### What is asked
For every line in the records that has the word "your", make a copy.

### Raw records
--------------------

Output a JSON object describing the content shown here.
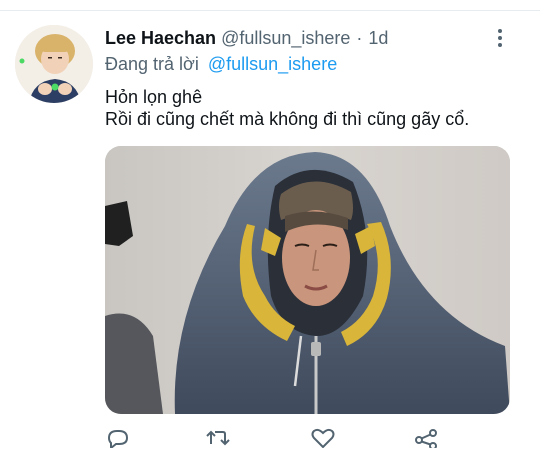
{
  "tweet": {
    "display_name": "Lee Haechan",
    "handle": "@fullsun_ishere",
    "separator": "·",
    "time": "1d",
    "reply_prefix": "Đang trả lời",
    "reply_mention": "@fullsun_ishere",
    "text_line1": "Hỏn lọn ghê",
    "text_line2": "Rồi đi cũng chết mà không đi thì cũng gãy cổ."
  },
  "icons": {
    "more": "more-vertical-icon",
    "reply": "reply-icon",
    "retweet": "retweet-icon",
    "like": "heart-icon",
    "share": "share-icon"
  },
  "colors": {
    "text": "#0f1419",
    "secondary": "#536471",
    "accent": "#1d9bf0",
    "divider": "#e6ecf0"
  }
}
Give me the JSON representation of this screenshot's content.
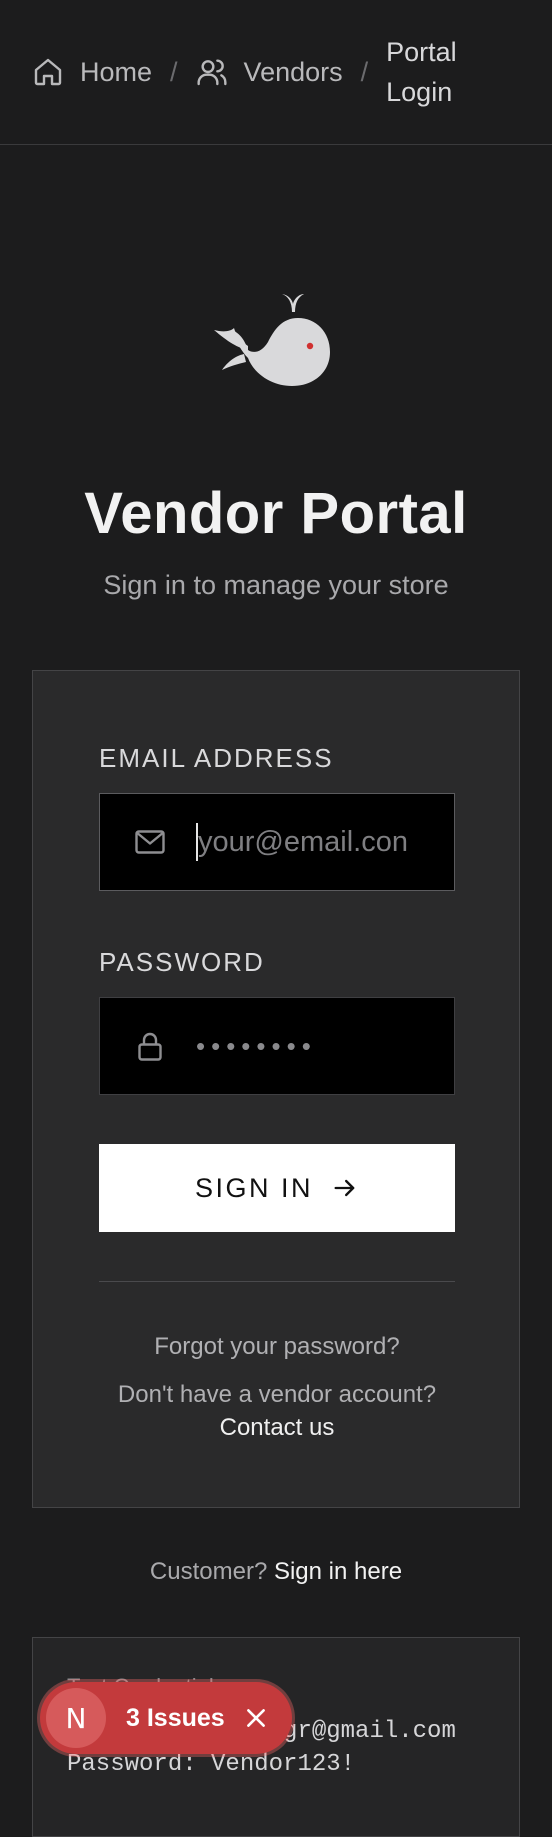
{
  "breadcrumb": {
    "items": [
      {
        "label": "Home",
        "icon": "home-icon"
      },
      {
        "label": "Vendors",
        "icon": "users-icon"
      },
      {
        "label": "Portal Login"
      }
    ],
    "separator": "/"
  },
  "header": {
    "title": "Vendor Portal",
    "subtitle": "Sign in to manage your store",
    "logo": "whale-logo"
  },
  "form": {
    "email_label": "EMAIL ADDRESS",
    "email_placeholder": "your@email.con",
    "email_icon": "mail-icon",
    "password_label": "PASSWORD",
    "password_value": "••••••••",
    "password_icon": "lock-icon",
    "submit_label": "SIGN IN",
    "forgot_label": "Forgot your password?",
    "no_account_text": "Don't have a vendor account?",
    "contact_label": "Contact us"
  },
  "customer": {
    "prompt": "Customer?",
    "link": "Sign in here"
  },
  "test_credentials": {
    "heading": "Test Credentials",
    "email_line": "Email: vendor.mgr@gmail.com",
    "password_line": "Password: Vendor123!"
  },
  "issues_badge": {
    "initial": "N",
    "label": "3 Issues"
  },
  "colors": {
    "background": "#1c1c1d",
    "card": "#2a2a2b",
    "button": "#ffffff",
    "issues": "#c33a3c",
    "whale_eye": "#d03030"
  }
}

--------------------

### Response to the task
    "subtitle": "Sign in to manage your store",
    "email_placeholder": "your@email.con",
    "forgot_label": "Forgot your password?",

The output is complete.